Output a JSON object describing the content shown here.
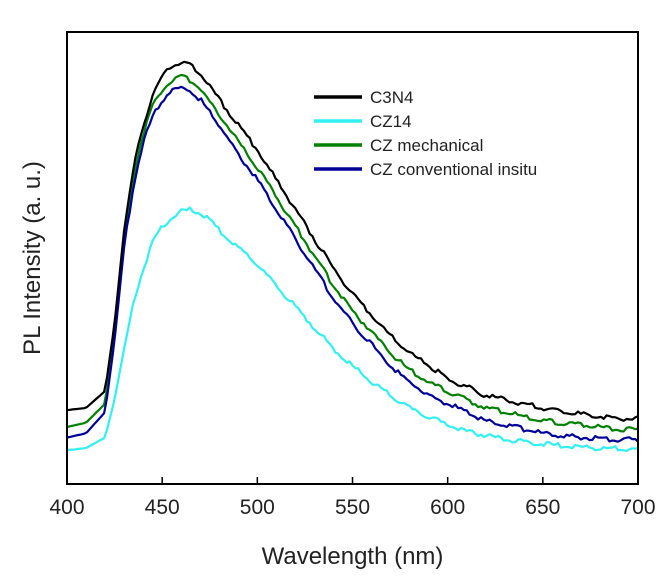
{
  "chart_data": {
    "type": "line",
    "title": "",
    "xlabel": "Wavelength (nm)",
    "ylabel": "PL Intensity (a. u.)",
    "xlim": [
      400,
      700
    ],
    "ylim": [
      0,
      1.07
    ],
    "x_ticks": [
      400,
      450,
      500,
      550,
      600,
      650,
      700
    ],
    "x_tick_labels": [
      "400",
      "450",
      "500",
      "550",
      "600",
      "650",
      "700"
    ],
    "y_tick_labels_shown": false,
    "grid": false,
    "legend_position": "top-right",
    "x": [
      400,
      410,
      420,
      425,
      430,
      435,
      440,
      445,
      450,
      455,
      460,
      465,
      470,
      475,
      480,
      490,
      500,
      510,
      520,
      530,
      540,
      550,
      560,
      570,
      580,
      590,
      600,
      610,
      620,
      630,
      640,
      650,
      660,
      670,
      680,
      690,
      700
    ],
    "series": [
      {
        "name": "C3N4",
        "color": "#000000",
        "values": [
          0.175,
          0.18,
          0.22,
          0.38,
          0.6,
          0.75,
          0.85,
          0.92,
          0.965,
          0.99,
          1.0,
          0.99,
          0.97,
          0.94,
          0.91,
          0.85,
          0.79,
          0.72,
          0.65,
          0.58,
          0.51,
          0.45,
          0.4,
          0.35,
          0.31,
          0.28,
          0.25,
          0.23,
          0.21,
          0.2,
          0.19,
          0.18,
          0.17,
          0.165,
          0.16,
          0.155,
          0.155
        ]
      },
      {
        "name": "CZ14",
        "color": "#33f0f0",
        "values": [
          0.08,
          0.085,
          0.11,
          0.2,
          0.32,
          0.43,
          0.51,
          0.57,
          0.61,
          0.63,
          0.645,
          0.65,
          0.64,
          0.625,
          0.6,
          0.56,
          0.52,
          0.47,
          0.42,
          0.37,
          0.32,
          0.28,
          0.24,
          0.21,
          0.18,
          0.16,
          0.14,
          0.125,
          0.115,
          0.105,
          0.1,
          0.095,
          0.09,
          0.088,
          0.085,
          0.083,
          0.08
        ]
      },
      {
        "name": "CZ mechanical",
        "color": "#008000",
        "values": [
          0.135,
          0.145,
          0.19,
          0.36,
          0.58,
          0.73,
          0.83,
          0.895,
          0.93,
          0.955,
          0.965,
          0.955,
          0.935,
          0.905,
          0.875,
          0.81,
          0.75,
          0.68,
          0.61,
          0.54,
          0.47,
          0.41,
          0.36,
          0.31,
          0.27,
          0.24,
          0.22,
          0.2,
          0.18,
          0.17,
          0.16,
          0.15,
          0.145,
          0.14,
          0.135,
          0.13,
          0.13
        ]
      },
      {
        "name": "CZ conventional insitu",
        "color": "#000099",
        "values": [
          0.11,
          0.12,
          0.17,
          0.34,
          0.56,
          0.71,
          0.81,
          0.87,
          0.91,
          0.93,
          0.94,
          0.93,
          0.91,
          0.88,
          0.85,
          0.78,
          0.72,
          0.65,
          0.58,
          0.51,
          0.44,
          0.38,
          0.33,
          0.28,
          0.24,
          0.21,
          0.19,
          0.17,
          0.15,
          0.14,
          0.13,
          0.12,
          0.115,
          0.11,
          0.108,
          0.105,
          0.105
        ]
      }
    ]
  }
}
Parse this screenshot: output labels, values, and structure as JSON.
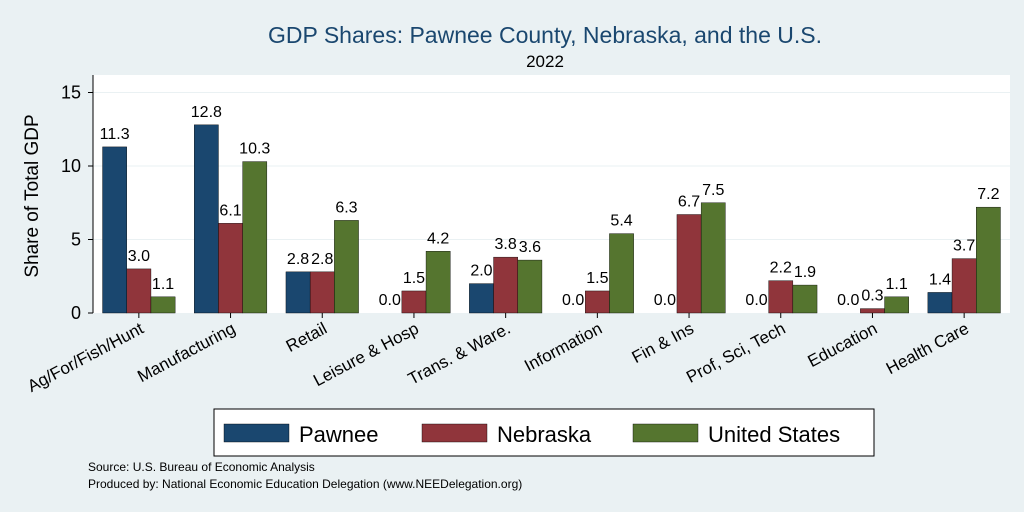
{
  "chart_data": {
    "type": "bar",
    "title": "GDP Shares: Pawnee County, Nebraska, and the U.S.",
    "subtitle": "2022",
    "ylabel": "Share of Total GDP",
    "ylim": [
      0,
      16
    ],
    "yticks": [
      0,
      5,
      10,
      15
    ],
    "categories": [
      "Ag/For/Fish/Hunt",
      "Manufacturing",
      "Retail",
      "Leisure & Hosp",
      "Trans. & Ware.",
      "Information",
      "Fin & Ins",
      "Prof, Sci, Tech",
      "Education",
      "Health Care"
    ],
    "series": [
      {
        "name": "Pawnee",
        "color": "#1a476f",
        "values": [
          11.3,
          12.8,
          2.8,
          0.0,
          2.0,
          0.0,
          0.0,
          0.0,
          0.0,
          1.4
        ],
        "labels": [
          "11.3",
          "12.8",
          "2.8",
          "0.0",
          "2.0",
          "0.0",
          "0.0",
          "0.0",
          "0.0",
          "1.4"
        ]
      },
      {
        "name": "Nebraska",
        "color": "#90353b",
        "values": [
          3.0,
          6.1,
          2.8,
          1.5,
          3.8,
          1.5,
          6.7,
          2.2,
          0.3,
          3.7
        ],
        "labels": [
          "3.0",
          "6.1",
          "2.8",
          "1.5",
          "3.8",
          "1.5",
          "6.7",
          "2.2",
          "0.3",
          "3.7"
        ]
      },
      {
        "name": "United States",
        "color": "#55752f",
        "values": [
          1.1,
          10.3,
          6.3,
          4.2,
          3.6,
          5.4,
          7.5,
          1.9,
          1.1,
          7.2
        ],
        "labels": [
          "1.1",
          "10.3",
          "6.3",
          "4.2",
          "3.6",
          "5.4",
          "7.5",
          "1.9",
          "1.1",
          "7.2"
        ]
      }
    ],
    "grid": true,
    "legend": "bottom"
  },
  "source": {
    "line1": "Source: U.S. Bureau of Economic Analysis",
    "line2": "Produced by: National Economic Education Delegation (www.NEEDelegation.org)"
  }
}
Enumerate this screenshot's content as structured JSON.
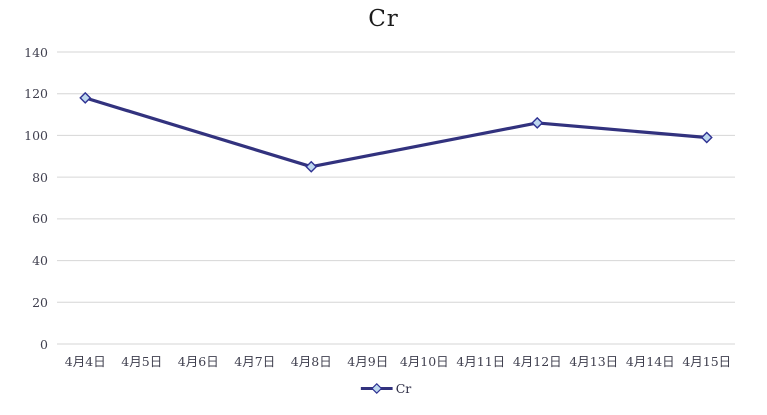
{
  "chart": {
    "title": "Cr",
    "legend": {
      "label": "Cr",
      "marker": "line-diamond-icon"
    },
    "colors": {
      "line": "#32327E",
      "marker_fill": "#BDD7EE",
      "marker_stroke": "#2E3192",
      "gridline": "#D6D6D6",
      "axis_label": "#3F3F4E",
      "title": "#1B1B1B"
    }
  },
  "chart_data": {
    "type": "line",
    "title": "Cr",
    "categories": [
      "4月4日",
      "4月5日",
      "4月6日",
      "4月7日",
      "4月8日",
      "4月9日",
      "4月10日",
      "4月11日",
      "4月12日",
      "4月13日",
      "4月14日",
      "4月15日"
    ],
    "series": [
      {
        "name": "Cr",
        "marker": "diamond",
        "values": [
          118,
          null,
          null,
          null,
          85,
          null,
          null,
          null,
          106,
          null,
          null,
          99
        ]
      }
    ],
    "ylim": [
      0,
      140
    ],
    "ytick_interval": 20,
    "yticks": [
      0,
      20,
      40,
      60,
      80,
      100,
      120,
      140
    ],
    "grid": "horizontal",
    "legend_position": "bottom",
    "gap_handling": "connected-across-empty-categories"
  }
}
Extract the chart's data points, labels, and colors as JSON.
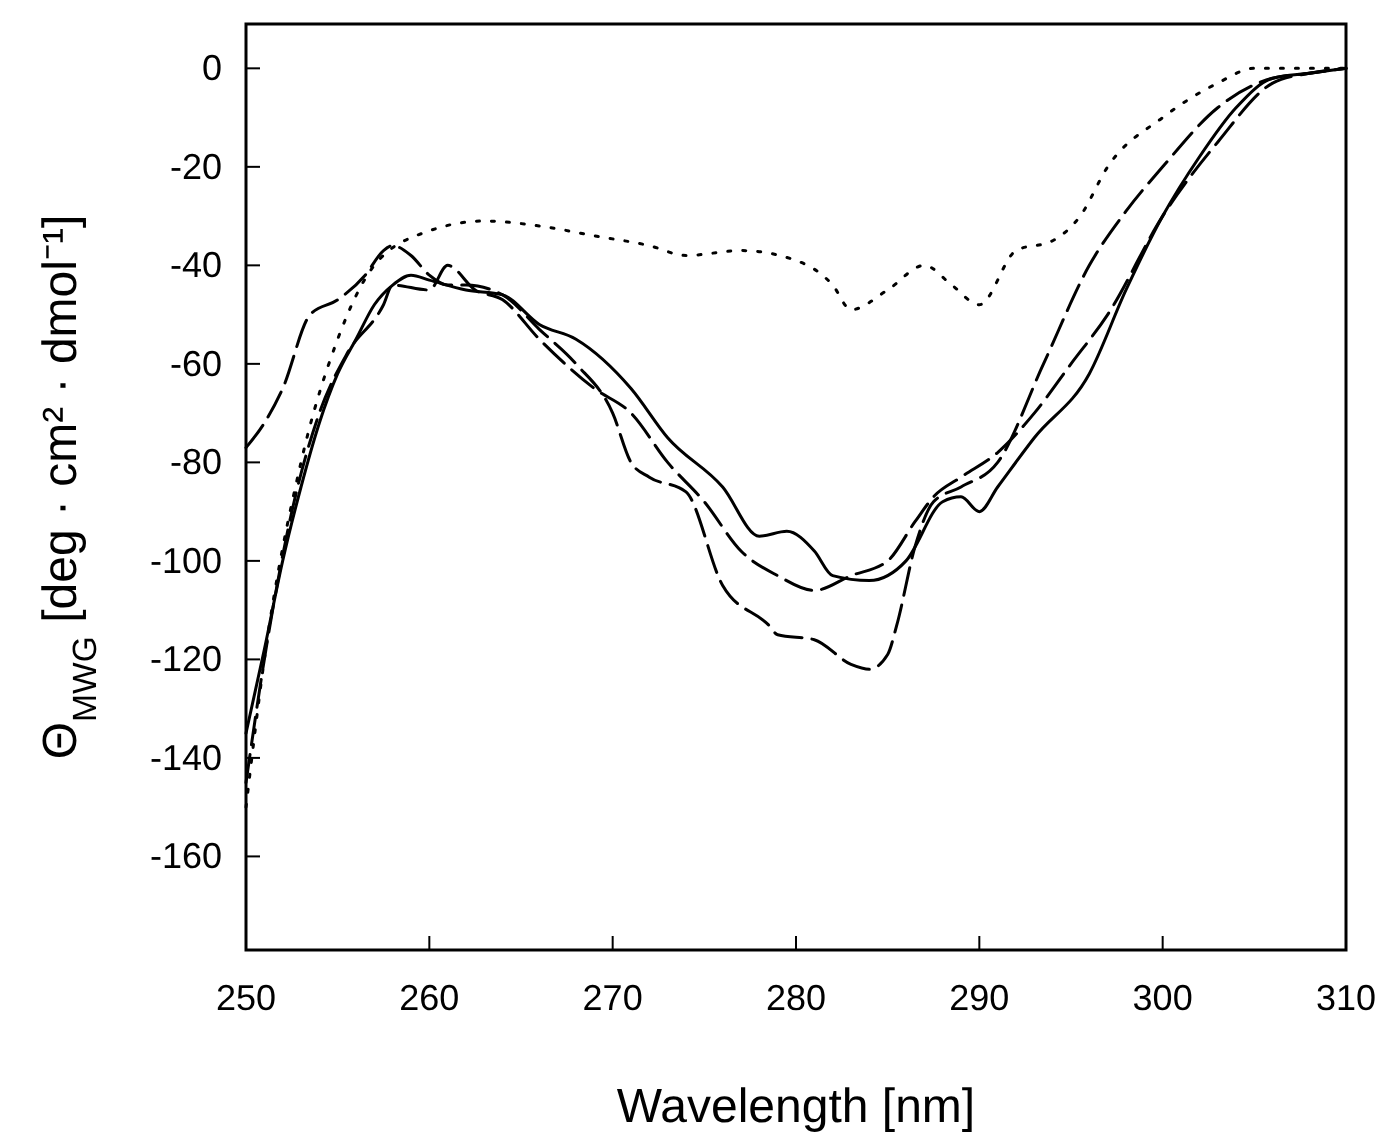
■ ■ ■ ■ ■ ■ ■
TASK TO CARRY OUT>
Identify and copy the lines holding the word "JSON".

ANSWER>
Output a JSON object describing the content shown here.
Parse this screenshot: output labels, values, and structure as JSON.
Enumerate this screenshot's content as structured JSON.
Extract the chart's data points, labels, and colors as JSON.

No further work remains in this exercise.